┌────────
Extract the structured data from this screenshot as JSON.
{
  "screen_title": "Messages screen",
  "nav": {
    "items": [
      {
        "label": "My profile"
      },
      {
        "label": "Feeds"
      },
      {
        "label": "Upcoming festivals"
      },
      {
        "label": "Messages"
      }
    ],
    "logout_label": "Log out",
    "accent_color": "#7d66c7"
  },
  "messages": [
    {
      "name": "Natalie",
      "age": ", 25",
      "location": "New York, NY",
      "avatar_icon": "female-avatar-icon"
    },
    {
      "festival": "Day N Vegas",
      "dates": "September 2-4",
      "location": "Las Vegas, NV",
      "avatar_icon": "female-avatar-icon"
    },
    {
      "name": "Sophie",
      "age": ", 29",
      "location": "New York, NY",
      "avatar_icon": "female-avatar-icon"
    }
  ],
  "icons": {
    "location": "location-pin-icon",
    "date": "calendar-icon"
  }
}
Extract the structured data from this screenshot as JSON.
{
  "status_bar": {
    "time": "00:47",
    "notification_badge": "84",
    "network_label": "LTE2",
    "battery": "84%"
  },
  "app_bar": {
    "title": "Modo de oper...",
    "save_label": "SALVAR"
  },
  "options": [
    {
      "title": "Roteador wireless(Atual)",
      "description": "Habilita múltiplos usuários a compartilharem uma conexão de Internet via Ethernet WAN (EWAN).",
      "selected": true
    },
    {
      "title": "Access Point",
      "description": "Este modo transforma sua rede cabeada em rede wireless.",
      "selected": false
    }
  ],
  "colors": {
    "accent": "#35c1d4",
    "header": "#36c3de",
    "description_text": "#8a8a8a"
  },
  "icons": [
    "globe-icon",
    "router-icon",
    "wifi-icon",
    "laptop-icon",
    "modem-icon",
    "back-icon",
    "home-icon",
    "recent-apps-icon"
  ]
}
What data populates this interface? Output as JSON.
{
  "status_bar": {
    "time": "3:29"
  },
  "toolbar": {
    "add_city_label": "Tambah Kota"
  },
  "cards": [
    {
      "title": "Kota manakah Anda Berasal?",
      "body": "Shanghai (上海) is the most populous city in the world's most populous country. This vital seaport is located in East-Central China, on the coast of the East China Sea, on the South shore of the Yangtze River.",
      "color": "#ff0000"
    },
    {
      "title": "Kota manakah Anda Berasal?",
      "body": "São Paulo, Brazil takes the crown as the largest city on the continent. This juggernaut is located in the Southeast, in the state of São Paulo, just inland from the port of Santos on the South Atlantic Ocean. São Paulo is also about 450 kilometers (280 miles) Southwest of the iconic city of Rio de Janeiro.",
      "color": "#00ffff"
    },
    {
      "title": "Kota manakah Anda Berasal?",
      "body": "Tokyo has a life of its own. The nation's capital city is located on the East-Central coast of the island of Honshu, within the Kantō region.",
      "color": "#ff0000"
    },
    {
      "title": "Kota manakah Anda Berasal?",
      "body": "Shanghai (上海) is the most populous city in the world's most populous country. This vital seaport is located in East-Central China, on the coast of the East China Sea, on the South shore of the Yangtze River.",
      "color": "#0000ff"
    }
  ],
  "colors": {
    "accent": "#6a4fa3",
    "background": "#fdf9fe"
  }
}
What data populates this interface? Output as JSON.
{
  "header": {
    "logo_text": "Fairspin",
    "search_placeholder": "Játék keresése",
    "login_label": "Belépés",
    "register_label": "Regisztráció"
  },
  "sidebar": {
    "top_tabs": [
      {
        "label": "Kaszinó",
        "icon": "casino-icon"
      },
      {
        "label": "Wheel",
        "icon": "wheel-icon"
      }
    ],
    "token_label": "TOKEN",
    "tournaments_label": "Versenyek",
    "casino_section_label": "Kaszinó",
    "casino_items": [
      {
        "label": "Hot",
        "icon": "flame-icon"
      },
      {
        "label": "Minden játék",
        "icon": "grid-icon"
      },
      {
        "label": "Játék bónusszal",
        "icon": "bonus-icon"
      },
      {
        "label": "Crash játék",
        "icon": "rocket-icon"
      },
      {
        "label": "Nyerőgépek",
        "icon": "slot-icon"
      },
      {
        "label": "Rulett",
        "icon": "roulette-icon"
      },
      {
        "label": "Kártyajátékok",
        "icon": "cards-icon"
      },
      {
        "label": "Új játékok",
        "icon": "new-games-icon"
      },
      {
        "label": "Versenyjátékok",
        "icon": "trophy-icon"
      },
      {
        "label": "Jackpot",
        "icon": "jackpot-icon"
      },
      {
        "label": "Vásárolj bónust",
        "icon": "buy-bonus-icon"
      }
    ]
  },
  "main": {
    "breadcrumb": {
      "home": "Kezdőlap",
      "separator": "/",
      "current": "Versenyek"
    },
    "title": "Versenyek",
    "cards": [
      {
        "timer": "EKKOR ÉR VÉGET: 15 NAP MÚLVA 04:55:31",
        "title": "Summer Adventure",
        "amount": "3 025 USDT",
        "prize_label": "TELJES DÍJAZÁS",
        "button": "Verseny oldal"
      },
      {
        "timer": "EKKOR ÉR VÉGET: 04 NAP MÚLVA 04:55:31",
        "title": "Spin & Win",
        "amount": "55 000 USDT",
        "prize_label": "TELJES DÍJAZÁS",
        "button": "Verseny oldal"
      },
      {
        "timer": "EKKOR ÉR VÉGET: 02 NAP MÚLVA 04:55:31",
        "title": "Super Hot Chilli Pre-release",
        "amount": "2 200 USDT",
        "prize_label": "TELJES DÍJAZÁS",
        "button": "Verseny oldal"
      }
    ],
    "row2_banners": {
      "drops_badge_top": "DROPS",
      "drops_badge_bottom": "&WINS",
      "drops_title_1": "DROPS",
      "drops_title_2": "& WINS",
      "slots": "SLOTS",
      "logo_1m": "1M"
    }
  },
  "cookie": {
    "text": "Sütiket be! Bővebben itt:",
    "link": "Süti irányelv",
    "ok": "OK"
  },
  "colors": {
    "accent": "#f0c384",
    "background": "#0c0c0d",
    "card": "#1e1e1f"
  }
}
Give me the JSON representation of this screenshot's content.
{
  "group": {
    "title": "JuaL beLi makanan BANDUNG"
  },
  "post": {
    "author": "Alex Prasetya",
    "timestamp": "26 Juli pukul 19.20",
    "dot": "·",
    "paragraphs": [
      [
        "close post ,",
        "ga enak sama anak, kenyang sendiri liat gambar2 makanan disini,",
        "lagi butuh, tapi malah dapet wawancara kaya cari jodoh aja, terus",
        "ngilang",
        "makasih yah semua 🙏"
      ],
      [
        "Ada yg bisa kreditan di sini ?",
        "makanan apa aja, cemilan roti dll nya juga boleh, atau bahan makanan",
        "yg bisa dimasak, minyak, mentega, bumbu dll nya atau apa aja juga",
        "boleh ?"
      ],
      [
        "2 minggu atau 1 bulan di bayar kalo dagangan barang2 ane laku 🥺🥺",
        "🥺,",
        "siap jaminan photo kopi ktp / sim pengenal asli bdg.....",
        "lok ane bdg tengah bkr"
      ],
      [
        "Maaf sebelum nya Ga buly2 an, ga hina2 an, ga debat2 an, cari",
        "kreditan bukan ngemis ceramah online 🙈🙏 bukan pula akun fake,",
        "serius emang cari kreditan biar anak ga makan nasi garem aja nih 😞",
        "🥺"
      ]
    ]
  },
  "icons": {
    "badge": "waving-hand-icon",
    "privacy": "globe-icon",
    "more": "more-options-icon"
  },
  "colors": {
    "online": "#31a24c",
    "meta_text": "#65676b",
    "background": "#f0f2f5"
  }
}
└────────
For the material, find the number of lines holding the word "VÉGET" and give that figure and nothing more.

3